SET EXERCISE: Return each line holding the string "nsludge".

TASK DATA:
>> Start
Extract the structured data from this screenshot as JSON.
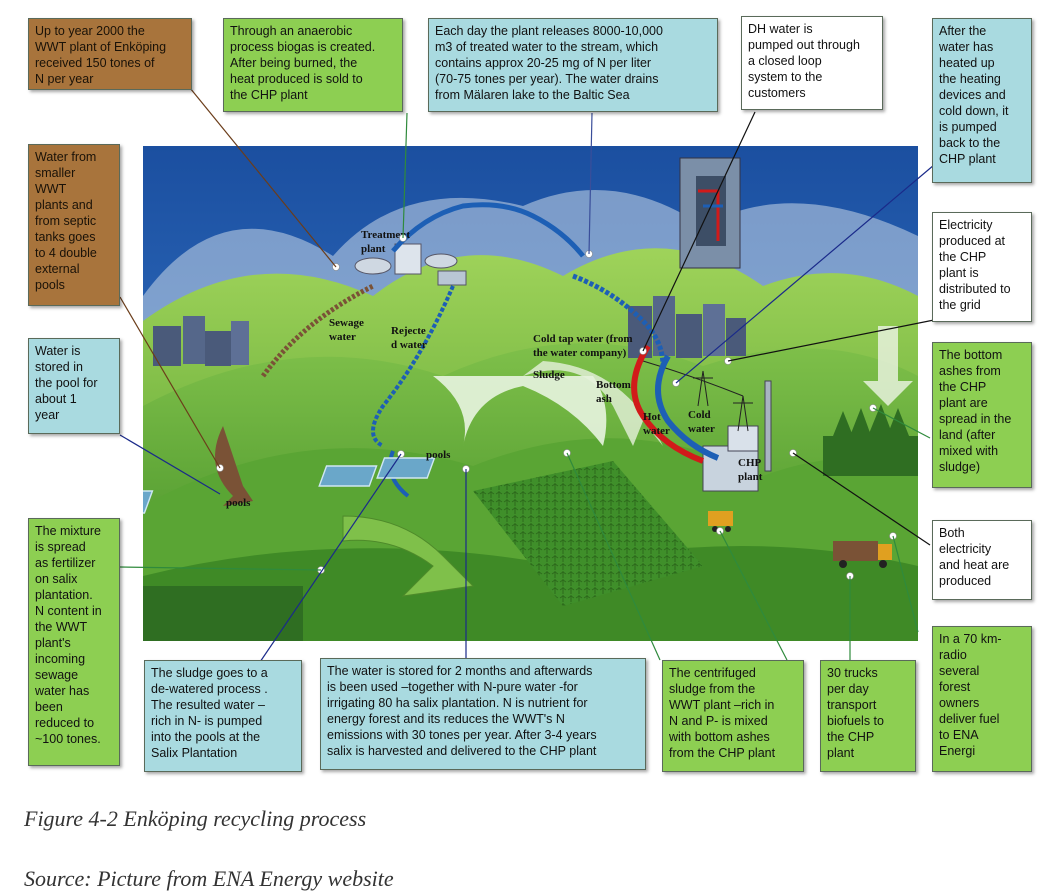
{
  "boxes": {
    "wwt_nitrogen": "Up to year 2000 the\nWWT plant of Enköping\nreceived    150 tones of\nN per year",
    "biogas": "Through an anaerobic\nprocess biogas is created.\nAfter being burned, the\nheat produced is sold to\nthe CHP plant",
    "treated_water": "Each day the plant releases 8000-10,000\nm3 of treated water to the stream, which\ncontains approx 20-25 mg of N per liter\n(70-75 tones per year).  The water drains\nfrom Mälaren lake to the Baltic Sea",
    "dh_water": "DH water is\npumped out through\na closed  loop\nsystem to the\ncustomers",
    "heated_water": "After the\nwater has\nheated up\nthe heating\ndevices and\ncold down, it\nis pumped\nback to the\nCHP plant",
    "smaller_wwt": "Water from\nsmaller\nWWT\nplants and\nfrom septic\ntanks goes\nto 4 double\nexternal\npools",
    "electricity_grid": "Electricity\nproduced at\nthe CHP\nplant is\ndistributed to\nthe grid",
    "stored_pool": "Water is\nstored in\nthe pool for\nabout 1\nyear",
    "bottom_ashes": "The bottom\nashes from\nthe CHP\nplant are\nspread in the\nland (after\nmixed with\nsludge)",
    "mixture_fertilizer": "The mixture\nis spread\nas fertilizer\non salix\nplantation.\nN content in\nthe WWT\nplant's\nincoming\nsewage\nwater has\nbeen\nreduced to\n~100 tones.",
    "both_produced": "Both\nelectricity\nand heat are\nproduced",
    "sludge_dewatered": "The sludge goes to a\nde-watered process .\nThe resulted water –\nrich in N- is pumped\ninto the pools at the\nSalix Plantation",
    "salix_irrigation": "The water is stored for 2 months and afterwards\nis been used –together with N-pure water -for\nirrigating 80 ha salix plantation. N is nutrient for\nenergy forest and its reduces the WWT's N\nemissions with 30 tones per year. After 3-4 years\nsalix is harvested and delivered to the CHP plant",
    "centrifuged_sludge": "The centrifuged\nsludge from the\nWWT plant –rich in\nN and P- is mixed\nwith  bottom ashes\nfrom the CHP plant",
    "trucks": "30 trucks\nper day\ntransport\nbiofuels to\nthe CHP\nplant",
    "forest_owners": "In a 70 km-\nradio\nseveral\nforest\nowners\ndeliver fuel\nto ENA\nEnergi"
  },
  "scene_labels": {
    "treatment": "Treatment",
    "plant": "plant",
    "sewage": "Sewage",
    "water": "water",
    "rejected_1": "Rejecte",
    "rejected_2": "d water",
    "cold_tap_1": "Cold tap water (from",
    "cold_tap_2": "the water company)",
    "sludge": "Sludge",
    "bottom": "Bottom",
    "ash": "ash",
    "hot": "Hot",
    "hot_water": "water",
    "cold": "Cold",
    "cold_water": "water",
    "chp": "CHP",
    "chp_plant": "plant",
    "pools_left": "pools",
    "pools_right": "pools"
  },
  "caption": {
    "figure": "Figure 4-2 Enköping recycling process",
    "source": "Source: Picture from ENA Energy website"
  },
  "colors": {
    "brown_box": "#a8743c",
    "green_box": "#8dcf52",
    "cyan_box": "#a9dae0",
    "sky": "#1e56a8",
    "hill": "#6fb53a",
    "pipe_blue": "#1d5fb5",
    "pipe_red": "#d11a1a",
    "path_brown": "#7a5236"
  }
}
>> End
>> Start
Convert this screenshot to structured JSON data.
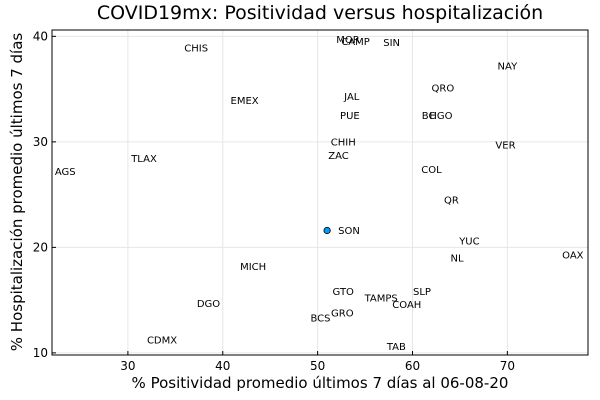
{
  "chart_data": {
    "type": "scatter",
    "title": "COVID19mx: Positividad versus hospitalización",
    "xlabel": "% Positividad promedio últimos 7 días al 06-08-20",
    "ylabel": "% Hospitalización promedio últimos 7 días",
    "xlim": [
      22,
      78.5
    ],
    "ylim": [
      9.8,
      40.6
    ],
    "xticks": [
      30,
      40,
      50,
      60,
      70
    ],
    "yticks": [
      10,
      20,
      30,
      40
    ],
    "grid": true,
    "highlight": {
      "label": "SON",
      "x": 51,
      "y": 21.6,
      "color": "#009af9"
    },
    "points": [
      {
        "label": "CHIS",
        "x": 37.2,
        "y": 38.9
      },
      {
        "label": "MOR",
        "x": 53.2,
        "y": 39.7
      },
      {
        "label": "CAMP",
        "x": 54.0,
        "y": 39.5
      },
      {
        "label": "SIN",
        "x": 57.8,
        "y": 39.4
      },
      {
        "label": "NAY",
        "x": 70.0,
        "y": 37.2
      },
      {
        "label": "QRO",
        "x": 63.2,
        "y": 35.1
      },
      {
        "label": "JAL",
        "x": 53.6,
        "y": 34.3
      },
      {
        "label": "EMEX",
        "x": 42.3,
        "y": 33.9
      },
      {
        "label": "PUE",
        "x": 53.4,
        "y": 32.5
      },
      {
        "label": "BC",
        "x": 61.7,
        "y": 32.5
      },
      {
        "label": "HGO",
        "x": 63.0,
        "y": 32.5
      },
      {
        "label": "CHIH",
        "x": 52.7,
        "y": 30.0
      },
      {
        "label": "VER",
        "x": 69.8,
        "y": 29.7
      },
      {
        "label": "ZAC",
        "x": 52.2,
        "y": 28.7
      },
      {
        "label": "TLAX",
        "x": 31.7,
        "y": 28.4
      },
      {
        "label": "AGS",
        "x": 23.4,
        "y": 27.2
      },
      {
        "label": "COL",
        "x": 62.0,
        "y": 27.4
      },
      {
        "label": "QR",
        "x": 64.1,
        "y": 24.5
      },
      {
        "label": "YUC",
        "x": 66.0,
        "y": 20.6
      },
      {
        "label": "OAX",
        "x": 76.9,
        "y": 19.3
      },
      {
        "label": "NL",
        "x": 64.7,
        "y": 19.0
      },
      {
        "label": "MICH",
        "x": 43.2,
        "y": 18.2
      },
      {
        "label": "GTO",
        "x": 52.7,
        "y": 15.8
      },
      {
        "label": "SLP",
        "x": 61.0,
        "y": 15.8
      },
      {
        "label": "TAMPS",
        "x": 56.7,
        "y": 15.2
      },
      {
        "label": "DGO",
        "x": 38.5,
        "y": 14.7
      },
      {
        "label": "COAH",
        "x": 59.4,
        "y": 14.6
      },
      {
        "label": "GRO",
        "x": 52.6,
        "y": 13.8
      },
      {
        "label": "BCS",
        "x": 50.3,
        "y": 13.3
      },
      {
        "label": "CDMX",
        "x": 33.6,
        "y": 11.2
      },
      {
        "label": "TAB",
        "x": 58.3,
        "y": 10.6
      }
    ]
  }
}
>> End
EXERCISE RESPONSE:
    "bottom_ashes": "The bottom\nashes from\nthe CHP\nplant are\nspread in the\nland (after\nmixed with\nsludge)",
    "centrifuged_sludge": "The centrifuged\nsludge from the\nWWT plant –rich in\nN and P- is mixed\nwith  bottom ashes\nfrom the CHP plant",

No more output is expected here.